#### [What is expected]
Output the material exactly, but drop every image it holds.

─── Supplied data

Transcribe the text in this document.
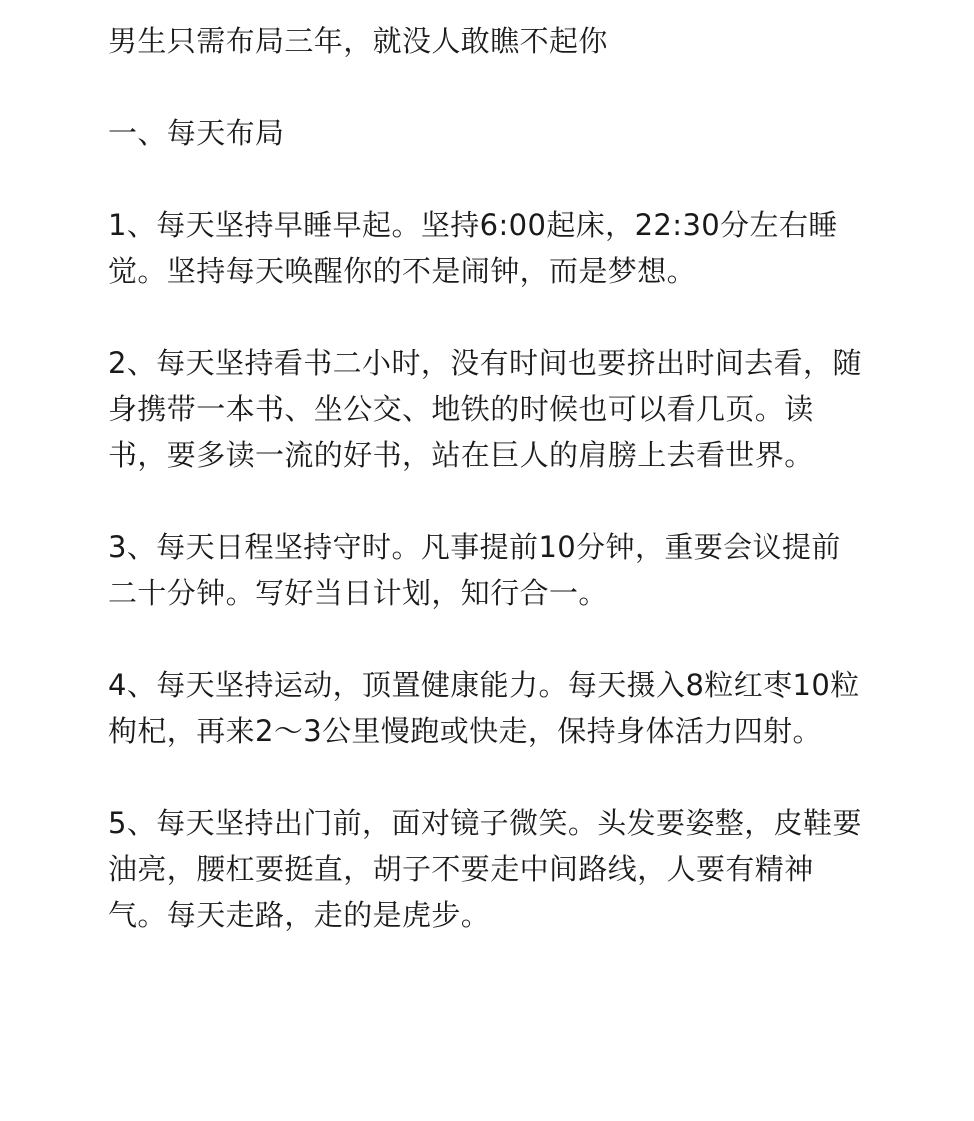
男生只需布局三年，就没人敢瞧不起你

一、每天布局

1、每天坚持早睡早起。坚持6:00起床，22:30分左右睡觉。坚持每天唤醒你的不是闹钟，而是梦想。

2、每天坚持看书二小时，没有时间也要挤出时间去看，随身携带一本书、坐公交、地铁的时候也可以看几页。读书，要多读一流的好书，站在巨人的肩膀上去看世界。

3、每天日程坚持守时。凡事提前10分钟，重要会议提前二十分钟。写好当日计划，知行合一。

4、每天坚持运动，顶置健康能力。每天摄入8粒红枣10粒枸杞，再来2～3公里慢跑或快走，保持身体活力四射。

5、每天坚持出门前，面对镜子微笑。头发要姿整，皮鞋要油亮，腰杠要挺直，胡子不要走中间路线，人要有精神气。每天走路，走的是虎步。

──────

#### [Written response]
Transcribe the text in this document.
男生只需布局三年，就没人敢瞧不起你

一、每天布局

1、每天坚持早睡早起。坚持6:00起床，22:30分左右睡觉。坚持每天唤醒你的不是闹钟，而是梦想。

2、每天坚持看书二小时，没有时间也要挤出时间去看，随身携带一本书、坐公交、地铁的时候也可以看几页。读书，要多读一流的好书，站在巨人的肩膀上去看世界。

3、每天日程坚持守时。凡事提前10分钟，重要会议提前二十分钟。写好当日计划，知行合一。

4、每天坚持运动，顶置健康能力。每天摄入8粒红枣10粒枸杞，再来2～3公里慢跑或快走，保持身体活力四射。

5、每天坚持出门前，面对镜子微笑。头发要姿整，皮鞋要油亮，腰杠要挺直，胡子不要走中间路线，人要有精神气。每天走路，走的是虎步。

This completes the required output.